STATED PROBLEM:
Copy each line below that contains "гибов".

SUPPLIED RECORDS:
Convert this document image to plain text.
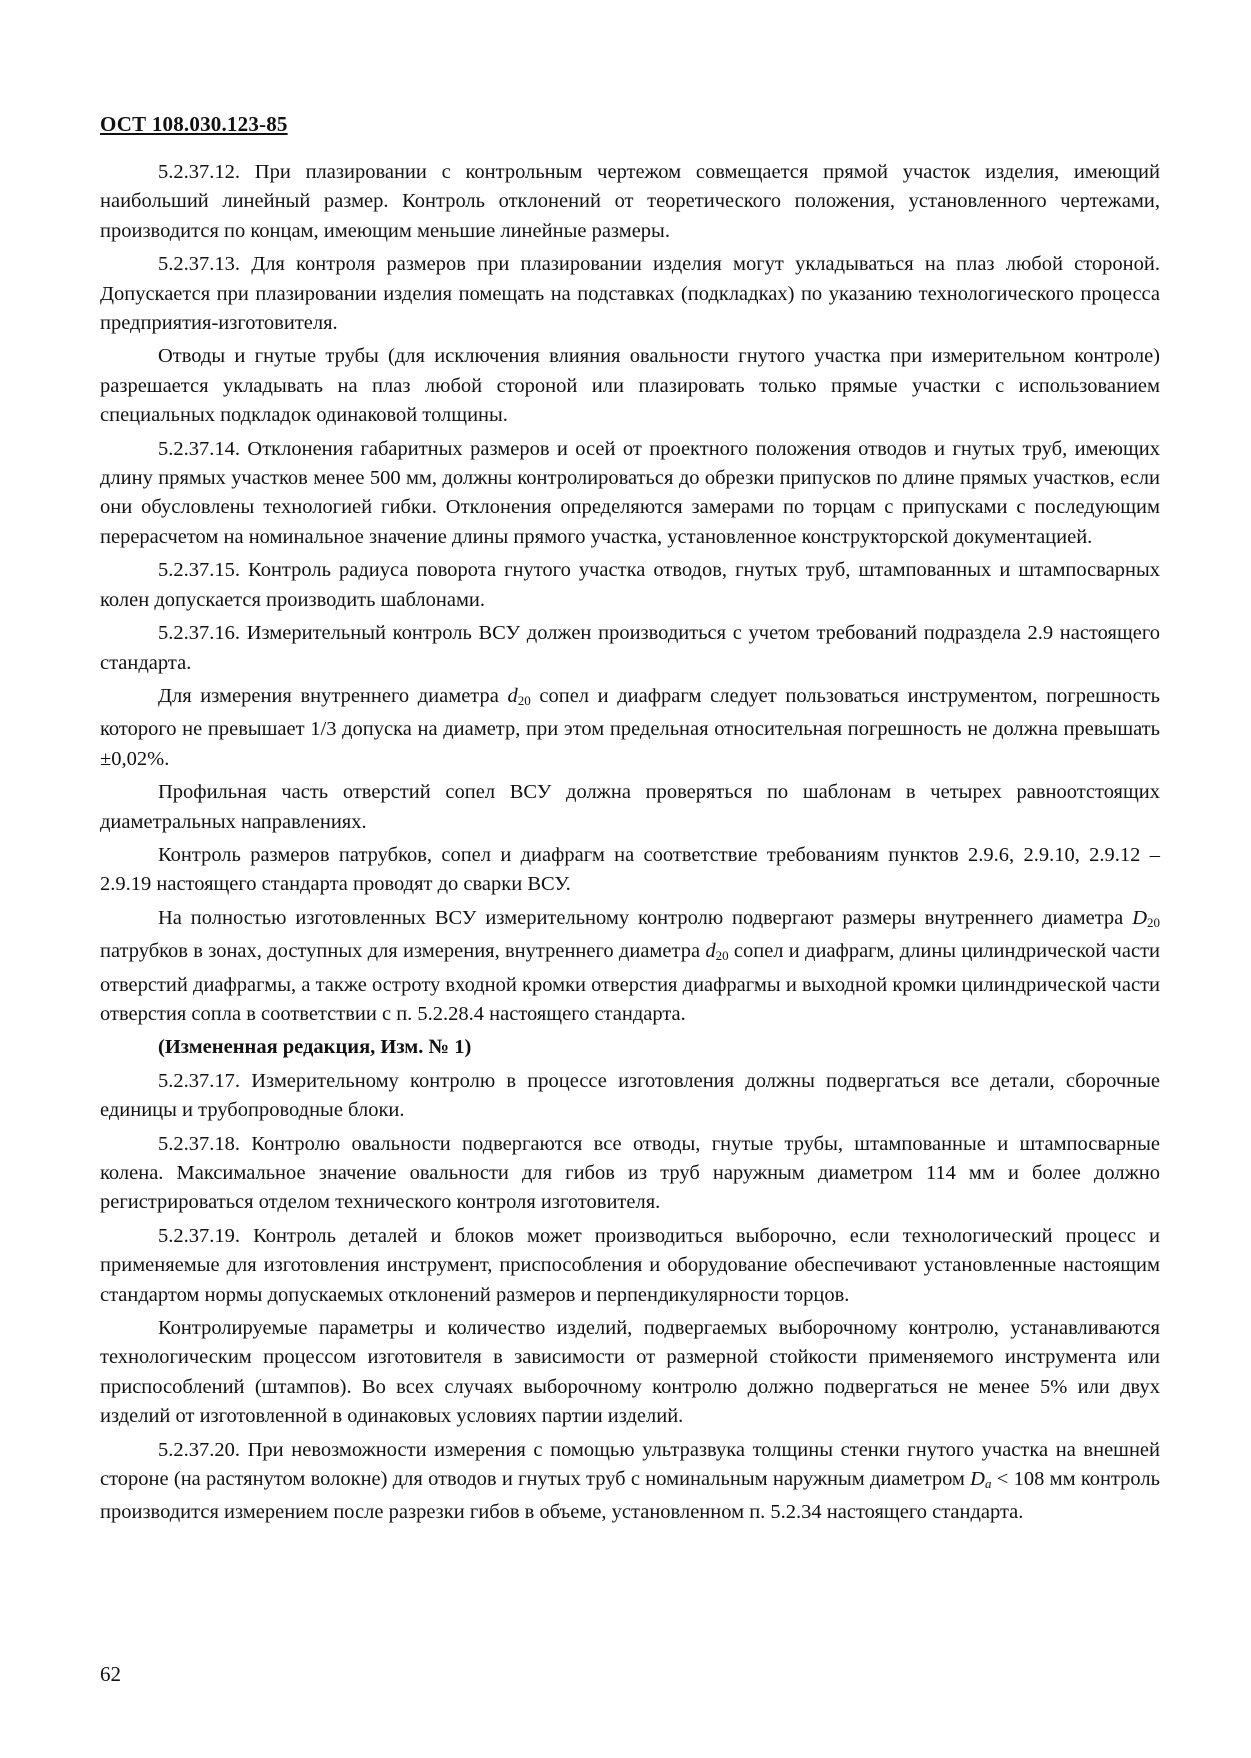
ОСТ 108.030.123-85

5.2.37.12. При плазировании с контрольным чертежом совмещается прямой участок изделия, имеющий наибольший линейный размер. Контроль отклонений от теоретического положения, установленного чертежами, производится по концам, имеющим меньшие линейные размеры.

5.2.37.13. Для контроля размеров при плазировании изделия могут укладываться на плаз любой стороной. Допускается при плазировании изделия помещать на подставках (подкладках) по указанию технологического процесса предприятия-изготовителя.

Отводы и гнутые трубы (для исключения влияния овальности гнутого участка при измерительном контроле) разрешается укладывать на плаз любой стороной или плазировать только прямые участки с использованием специальных подкладок одинаковой толщины.

5.2.37.14. Отклонения габаритных размеров и осей от проектного положения отводов и гнутых труб, имеющих длину прямых участков менее 500 мм, должны контролироваться до обрезки припусков по длине прямых участков, если они обусловлены технологией гибки. Отклонения определяются замерами по торцам с припусками с последующим перерасчетом на номинальное значение длины прямого участка, установленное конструкторской документацией.

5.2.37.15. Контроль радиуса поворота гнутого участка отводов, гнутых труб, штампованных и штампосварных колен допускается производить шаблонами.

5.2.37.16. Измерительный контроль ВСУ должен производиться с учетом требований подраздела 2.9 настоящего стандарта.

Для измерения внутреннего диаметра $d_{20}$ сопел и диафрагм следует пользоваться инструментом, погрешность которого не превышает 1/3 допуска на диаметр, при этом предельная относительная погрешность не должна превышать ±0,02%.

Профильная часть отверстий сопел ВСУ должна проверяться по шаблонам в четырех равноотстоящих диаметральных направлениях.

Контроль размеров патрубков, сопел и диафрагм на соответствие требованиям пунктов 2.9.6, 2.9.10, 2.9.12 – 2.9.19 настоящего стандарта проводят до сварки ВСУ.

На полностью изготовленных ВСУ измерительному контролю подвергают размеры внутреннего диаметра $D_{20}$ патрубков в зонах, доступных для измерения, внутреннего диаметра $d_{20}$ сопел и диафрагм, длины цилиндрической части отверстий диафрагмы, а также остроту входной кромки отверстия диафрагмы и выходной кромки цилиндрической части отверстия сопла в соответствии с п. 5.2.28.4 настоящего стандарта.

(Измененная редакция, Изм. № 1)

5.2.37.17. Измерительному контролю в процессе изготовления должны подвергаться все детали, сборочные единицы и трубопроводные блоки.

5.2.37.18. Контролю овальности подвергаются все отводы, гнутые трубы, штампованные и штампосварные колена. Максимальное значение овальности для гибов из труб наружным диаметром 114 мм и более должно регистрироваться отделом технического контроля изготовителя.

5.2.37.19. Контроль деталей и блоков может производиться выборочно, если технологический процесс и применяемые для изготовления инструмент, приспособления и оборудование обеспечивают установленные настоящим стандартом нормы допускаемых отклонений размеров и перпендикулярности торцов.

Контролируемые параметры и количество изделий, подвергаемых выборочному контролю, устанавливаются технологическим процессом изготовителя в зависимости от размерной стойкости применяемого инструмента или приспособлений (штампов). Во всех случаях выборочному контролю должно подвергаться не менее 5% или двух изделий от изготовленной в одинаковых условиях партии изделий.

5.2.37.20. При невозможности измерения с помощью ультразвука толщины стенки гнутого участка на внешней стороне (на растянутом волокне) для отводов и гнутых труб с номинальным наружным диаметром $D_a < 108$ мм контроль производится измерением после разрезки гибов в объеме, установленном п. 5.2.34 настоящего стандарта.

62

ANSWER BELOW:
5.2.37.18. Контролю овальности подвергаются все отводы, гнутые трубы, штампованные и штампосварные колена. Максимальное значение овальности для гибов из труб наружным диаметром 114 мм и более должно регистрироваться отделом технического контроля изготовителя.
5.2.37.20. При невозможности измерения с помощью ультразвука толщины стенки гнутого участка на внешней стороне (на растянутом волокне) для отводов и гнутых труб с номинальным наружным диаметром $D_a < 108$ мм контроль производится измерением после разрезки гибов в объеме, установленном п. 5.2.34 настоящего стандарта.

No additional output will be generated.